● **SHORT TASK**
Repeat the material verbatim. Images are excluded from the copy.

● **MATERIAL FOR THIS TASK**
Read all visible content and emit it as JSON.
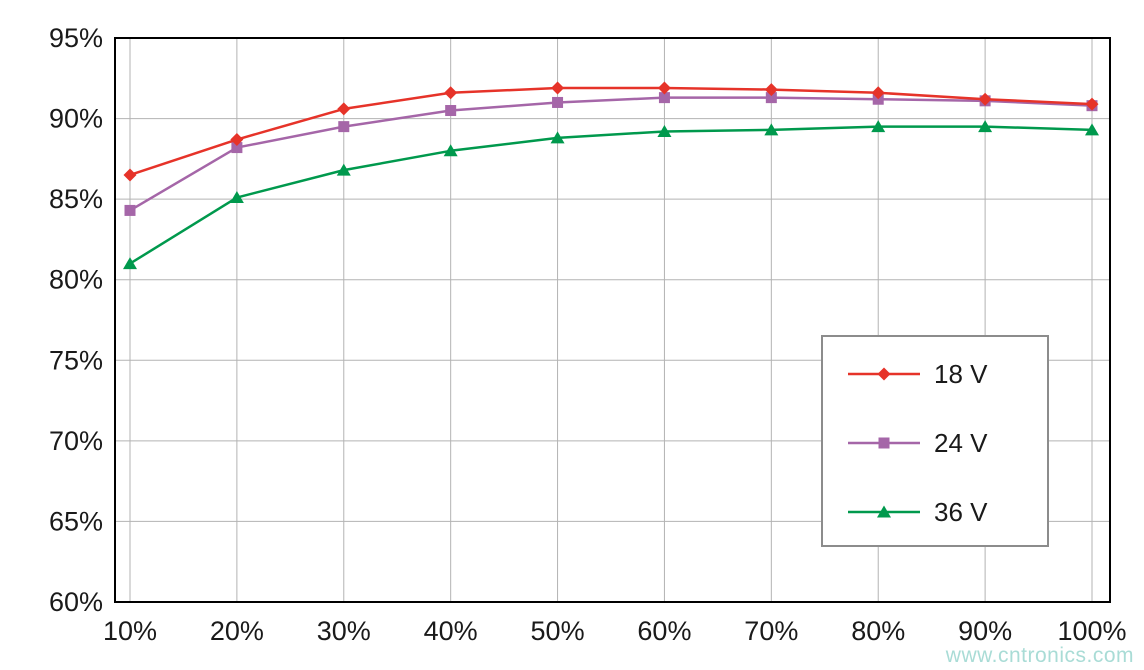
{
  "chart_data": {
    "type": "line",
    "title": "",
    "xlabel": "",
    "ylabel": "",
    "grid": true,
    "legend_position": "right-middle",
    "x": [
      10,
      20,
      30,
      40,
      50,
      60,
      70,
      80,
      90,
      100
    ],
    "x_tick_labels": [
      "10%",
      "20%",
      "30%",
      "40%",
      "50%",
      "60%",
      "70%",
      "80%",
      "90%",
      "100%"
    ],
    "xlim": [
      10,
      100
    ],
    "y_ticks": [
      60,
      65,
      70,
      75,
      80,
      85,
      90,
      95
    ],
    "y_tick_labels": [
      "60%",
      "65%",
      "70%",
      "75%",
      "80%",
      "85%",
      "90%",
      "95%"
    ],
    "ylim": [
      60,
      95
    ],
    "series": [
      {
        "name": "18 V",
        "color": "#e63329",
        "marker": "diamond",
        "values": [
          86.5,
          88.7,
          90.6,
          91.6,
          91.9,
          91.9,
          91.8,
          91.6,
          91.2,
          90.9
        ]
      },
      {
        "name": "24 V",
        "color": "#a566a8",
        "marker": "square",
        "values": [
          84.3,
          88.2,
          89.5,
          90.5,
          91.0,
          91.3,
          91.3,
          91.2,
          91.1,
          90.8
        ]
      },
      {
        "name": "36 V",
        "color": "#00994d",
        "marker": "triangle",
        "values": [
          81.0,
          85.1,
          86.8,
          88.0,
          88.8,
          89.2,
          89.3,
          89.5,
          89.5,
          89.3
        ]
      }
    ],
    "colors": {
      "grid": "#b3b3b3",
      "border": "#000000",
      "text": "#1a1a1a",
      "legend_border": "#8c8c8c",
      "background": "#ffffff"
    }
  },
  "watermark": {
    "text": "www.cntronics.com"
  }
}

● **OUTPUT FOR THIS EXERCISE**
Read all visible content and emit it as JSON.
{
  "chart_data": {
    "type": "line",
    "title": "",
    "xlabel": "",
    "ylabel": "",
    "grid": true,
    "legend_position": "right-middle",
    "x": [
      10,
      20,
      30,
      40,
      50,
      60,
      70,
      80,
      90,
      100
    ],
    "x_tick_labels": [
      "10%",
      "20%",
      "30%",
      "40%",
      "50%",
      "60%",
      "70%",
      "80%",
      "90%",
      "100%"
    ],
    "xlim": [
      10,
      100
    ],
    "y_ticks": [
      60,
      65,
      70,
      75,
      80,
      85,
      90,
      95
    ],
    "y_tick_labels": [
      "60%",
      "65%",
      "70%",
      "75%",
      "80%",
      "85%",
      "90%",
      "95%"
    ],
    "ylim": [
      60,
      95
    ],
    "series": [
      {
        "name": "18 V",
        "color": "#e63329",
        "marker": "diamond",
        "values": [
          86.5,
          88.7,
          90.6,
          91.6,
          91.9,
          91.9,
          91.8,
          91.6,
          91.2,
          90.9
        ]
      },
      {
        "name": "24 V",
        "color": "#a566a8",
        "marker": "square",
        "values": [
          84.3,
          88.2,
          89.5,
          90.5,
          91.0,
          91.3,
          91.3,
          91.2,
          91.1,
          90.8
        ]
      },
      {
        "name": "36 V",
        "color": "#00994d",
        "marker": "triangle",
        "values": [
          81.0,
          85.1,
          86.8,
          88.0,
          88.8,
          89.2,
          89.3,
          89.5,
          89.5,
          89.3
        ]
      }
    ],
    "colors": {
      "grid": "#b3b3b3",
      "border": "#000000",
      "text": "#1a1a1a",
      "legend_border": "#8c8c8c",
      "background": "#ffffff"
    }
  },
  "watermark": {
    "text": "www.cntronics.com"
  }
}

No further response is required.